■ REQUEST ■
Check every line of the entries for "бюллетеней", and copy the lines that hold it.
+++ DATA FOR PROCESSING +++
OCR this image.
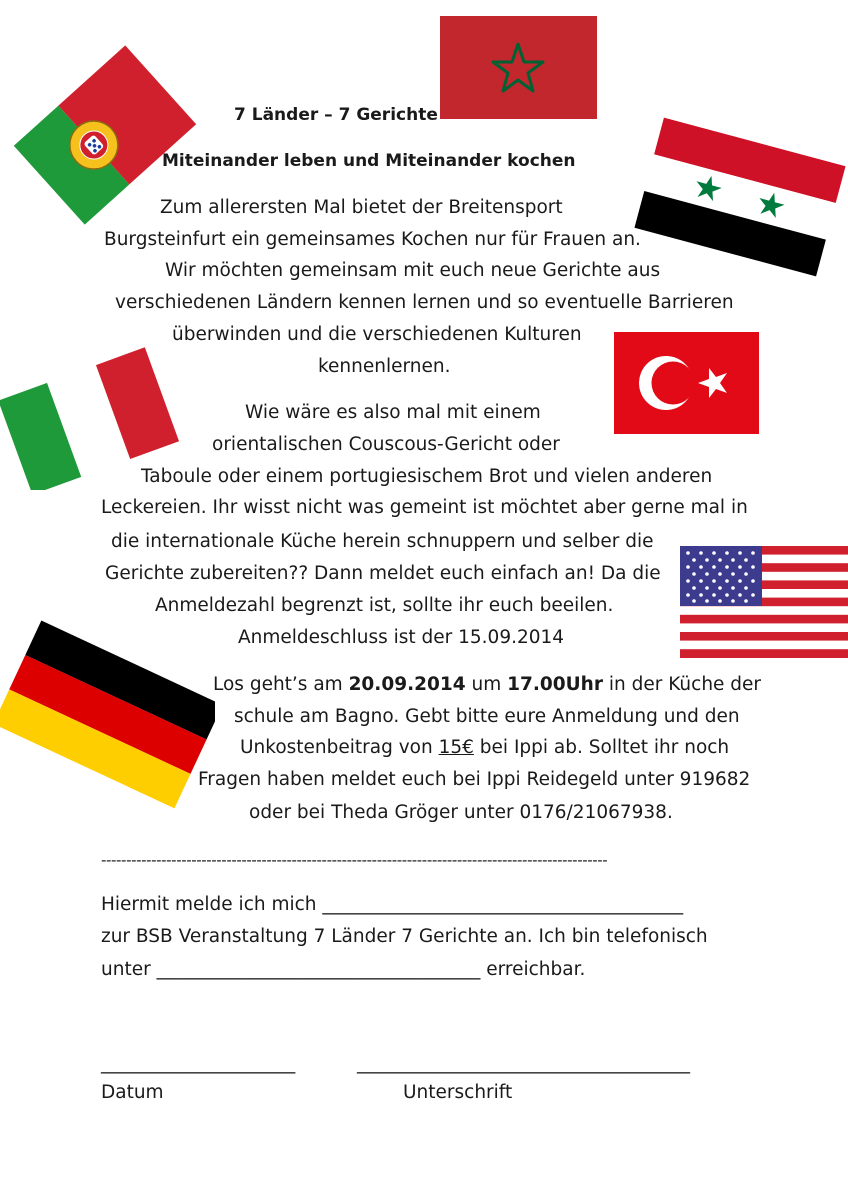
7 Länder – 7 Gerichte
Miteinander leben und Miteinander kochen
Zum allerersten Mal bietet der Breitensport
Burgsteinfurt ein gemeinsames Kochen nur für Frauen an.
Wir möchten gemeinsam mit euch neue Gerichte aus
verschiedenen Ländern kennen lernen und so eventuelle Barrieren
überwinden und die verschiedenen Kulturen
kennenlernen.
Wie wäre es also mal mit einem
orientalischen Couscous-Gericht oder
Taboule oder einem portugiesischem Brot und vielen anderen
Leckereien. Ihr wisst nicht was gemeint ist möchtet aber gerne mal in
die internationale Küche herein schnuppern und selber die
Gerichte zubereiten?? Dann meldet euch einfach an! Da die
Anmeldezahl begrenzt ist, sollte ihr euch beeilen.
Anmeldeschluss ist der 15.09.2014
Los geht’s am 20.09.2014 um 17.00Uhr in der Küche der
schule am Bagno. Gebt bitte eure Anmeldung und den
Unkostenbeitrag von 15€ bei Ippi ab. Solltet ihr noch
Fragen haben meldet euch bei Ippi Reidegeld unter 919682
oder bei Theda Gröger unter 0176/21067938.
-----------------------------------------------------------------------------------------------------
Hiermit melde ich mich _______________________________________
zur BSB Veranstaltung 7 Länder 7 Gerichte an. Ich bin telefonisch
unter ___________________________________ erreichbar.
_____________________	____________________________________
Datum	Unterschrift
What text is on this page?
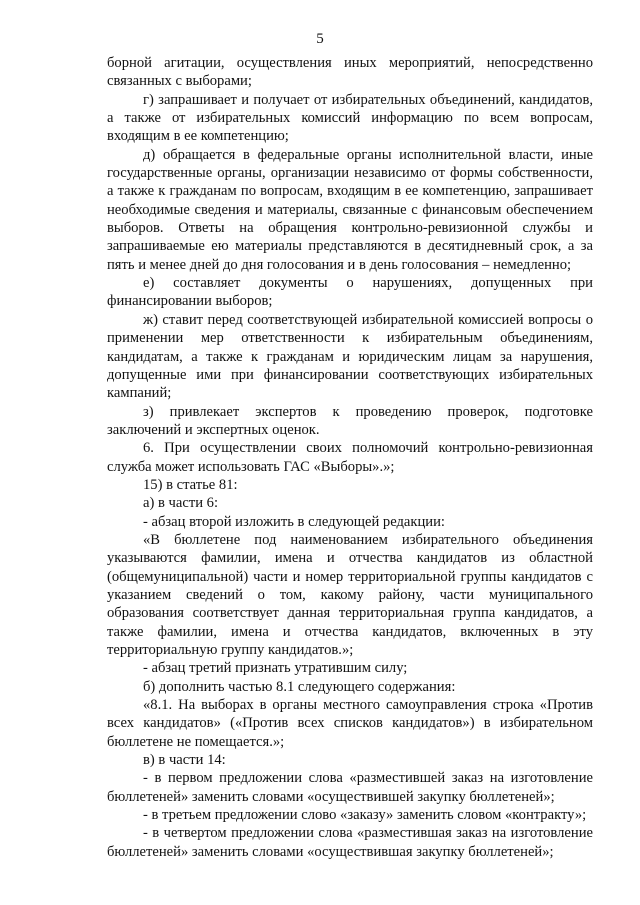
5

борной агитации, осуществления иных мероприятий, непосредственно связанных с выборами;

г) запрашивает и получает от избирательных объединений, кандидатов, а также от избирательных комиссий информацию по всем вопросам, входящим в ее компетенцию;

д) обращается в федеральные органы исполнительной власти, иные государственные органы, организации независимо от формы собственности, а также к гражданам по вопросам, входящим в ее компетенцию, запрашивает необходимые сведения и материалы, связанные с финансовым обеспечением выборов. Ответы на обращения контрольно-ревизионной службы и запрашиваемые ею материалы представляются в десятидневный срок, а за пять и менее дней до дня голосования и в день голосования – немедленно;

е) составляет документы о нарушениях, допущенных при финансировании выборов;

ж) ставит перед соответствующей избирательной комиссией вопросы о применении мер ответственности к избирательным объединениям, кандидатам, а также к гражданам и юридическим лицам за нарушения, допущенные ими при финансировании соответствующих избирательных кампаний;

з) привлекает экспертов к проведению проверок, подготовке заключений и экспертных оценок.

6. При осуществлении своих полномочий контрольно-ревизионная служба может использовать ГАС «Выборы».»;

15) в статье 81:

а) в части 6:

- абзац второй изложить в следующей редакции:

«В бюллетене под наименованием избирательного объединения указываются фамилии, имена и отчества кандидатов из областной (общемуниципальной) части и номер территориальной группы кандидатов с указанием сведений о том, какому району, части муниципального образования соответствует данная территориальная группа кандидатов, а также фамилии, имена и отчества кандидатов, включенных в эту территориальную группу кандидатов.»;

- абзац третий признать утратившим силу;

б) дополнить частью 8.1 следующего содержания:

«8.1. На выборах в органы местного самоуправления строка «Против всех кандидатов» («Против всех списков кандидатов») в избирательном бюллетене не помещается.»;

в) в части 14:

- в первом предложении слова «разместившей заказ на изготовление бюллетеней» заменить словами «осуществившей закупку бюллетеней»;

- в третьем предложении слово «заказу» заменить словом «контракту»;

- в четвертом предложении слова «разместившая заказ на изготовление бюллетеней» заменить словами «осуществившая закупку бюллетеней»;
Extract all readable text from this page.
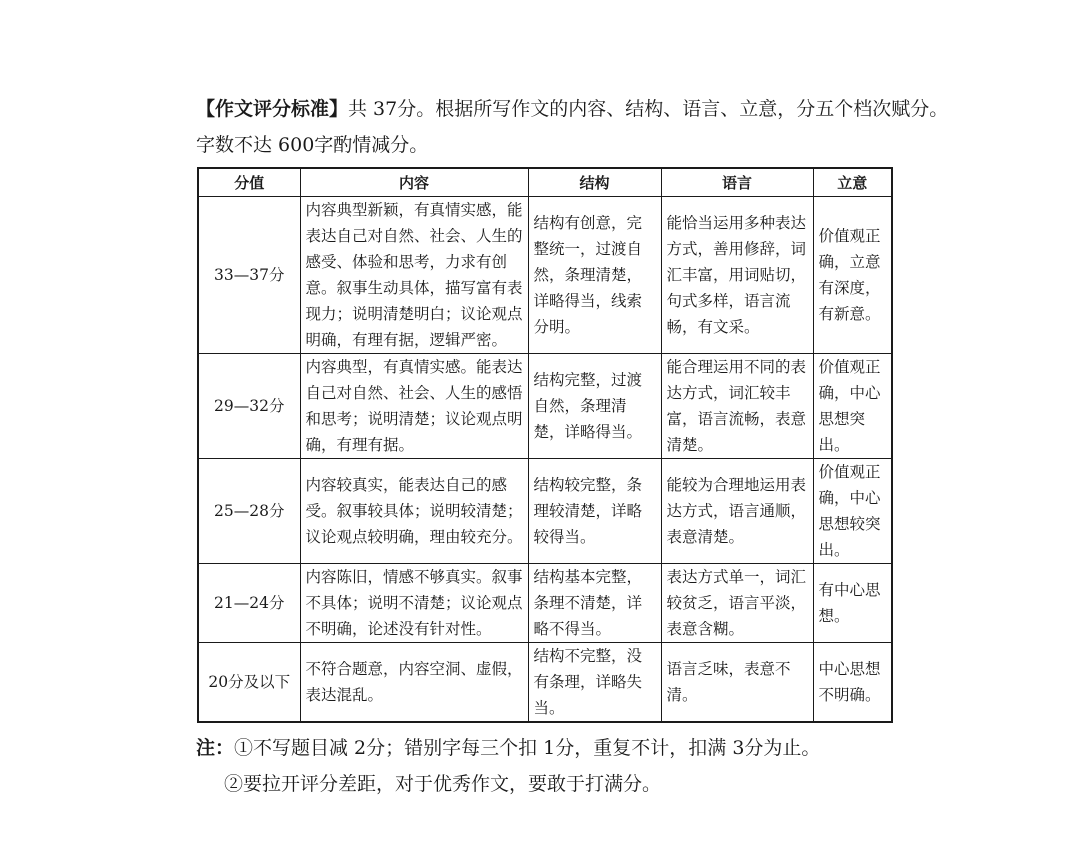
【作文评分标准】共 37分。根据所写作文的内容、结构、语言、立意，分五个档次赋分。
字数不达 600字酌情减分。
分值	内容	结构	语言	立意
33—37分	内容典型新颖，有真情实感，能表达自己对自然、社会、人生的感受、体验和思考，力求有创意。叙事生动具体，描写富有表现力；说明清楚明白；议论观点明确，有理有据，逻辑严密。	结构有创意，完整统一，过渡自然，条理清楚，详略得当，线索分明。	能恰当运用多种表达方式，善用修辞，词汇丰富，用词贴切，句式多样，语言流畅，有文采。	价值观正确，立意有深度，有新意。

29—32分	内容典型，有真情实感。能表达自己对自然、社会、人生的感悟和思考；说明清楚；议论观点明确，有理有据。	结构完整，过渡自然，条理清楚，详略得当。	能合理运用不同的表达方式，词汇较丰富，语言流畅，表意清楚。	价值观正确，中心思想突出。

25—28分	内容较真实，能表达自己的感受。叙事较具体；说明较清楚；议论观点较明确，理由较充分。	结构较完整，条理较清楚，详略较得当。	能较为合理地运用表达方式，语言通顺，表意清楚。	价值观正确，中心思想较突出。

21—24分	内容陈旧，情感不够真实。叙事不具体；说明不清楚；议论观点不明确，论述没有针对性。	结构基本完整，条理不清楚，详略不得当。	表达方式单一，词汇较贫乏，语言平淡，表意含糊。	有中心思想。

20分及以下	不符合题意，内容空洞、虚假，表达混乱。	结构不完整，没有条理，详略失当。	语言乏味，表意不清。	中心思想不明确。
注：①不写题目减 2分；错别字每三个扣 1分，重复不计，扣满 3分为止。
②要拉开评分差距，对于优秀作文，要敢于打满分。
+++
■ FULL ANSWER ■
- в первом предложении слова «разместившей заказ на изготовление бюллетеней» заменить словами «осуществившей закупку бюллетеней»;
- в четвертом предложении слова «разместившая заказ на изготовление бюллетеней» заменить словами «осуществившая закупку бюллетеней»;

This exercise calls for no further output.